## Job
Would you transcribe all of the data exactly, down to the last character?

═══ Task input ═══

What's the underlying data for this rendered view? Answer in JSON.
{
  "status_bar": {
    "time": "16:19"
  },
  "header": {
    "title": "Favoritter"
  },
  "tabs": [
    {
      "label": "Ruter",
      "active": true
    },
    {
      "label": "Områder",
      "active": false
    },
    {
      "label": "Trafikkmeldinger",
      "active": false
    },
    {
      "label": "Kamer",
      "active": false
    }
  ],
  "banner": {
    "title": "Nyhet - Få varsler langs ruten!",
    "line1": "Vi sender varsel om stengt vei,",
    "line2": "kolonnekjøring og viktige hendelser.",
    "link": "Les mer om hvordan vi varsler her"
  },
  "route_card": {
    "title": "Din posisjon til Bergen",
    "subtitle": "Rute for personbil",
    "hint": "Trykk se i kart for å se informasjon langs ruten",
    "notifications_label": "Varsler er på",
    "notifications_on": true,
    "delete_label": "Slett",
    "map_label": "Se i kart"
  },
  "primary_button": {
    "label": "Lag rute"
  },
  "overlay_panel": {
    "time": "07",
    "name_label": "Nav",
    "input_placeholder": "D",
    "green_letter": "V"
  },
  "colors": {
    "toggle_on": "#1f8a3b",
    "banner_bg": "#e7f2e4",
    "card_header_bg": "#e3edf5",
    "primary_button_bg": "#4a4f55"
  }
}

═══

## The completed task
What's the underlying data for this rendered view? Answer in JSON.
{
  "status_bar": {
    "time": "16:19"
  },
  "header": {
    "title": "Favoritter"
  },
  "tabs": [
    {
      "label": "Ruter",
      "active": true
    },
    {
      "label": "Områder",
      "active": false
    },
    {
      "label": "Trafikkmeldinger",
      "active": false
    },
    {
      "label": "Kamer",
      "active": false
    }
  ],
  "banner": {
    "title": "Nyhet - Få varsler langs ruten!",
    "line1": "Vi sender varsel om stengt vei,",
    "line2": "kolonnekjøring og viktige hendelser.",
    "link": "Les mer om hvordan vi varsler her"
  },
  "route_card": {
    "title": "Din posisjon til Bergen",
    "subtitle": "Rute for personbil",
    "hint": "Trykk se i kart for å se informasjon langs ruten",
    "notifications_label": "Varsler er på",
    "notifications_on": true,
    "delete_label": "Slett",
    "map_label": "Se i kart"
  },
  "primary_button": {
    "label": "Lag rute"
  },
  "overlay_panel": {
    "time": "07",
    "name_label": "Nav",
    "input_placeholder": "D",
    "green_letter": "V"
  },
  "colors": {
    "toggle_on": "#1f8a3b",
    "banner_bg": "#e7f2e4",
    "card_header_bg": "#e3edf5",
    "primary_button_bg": "#4a4f55"
  }
}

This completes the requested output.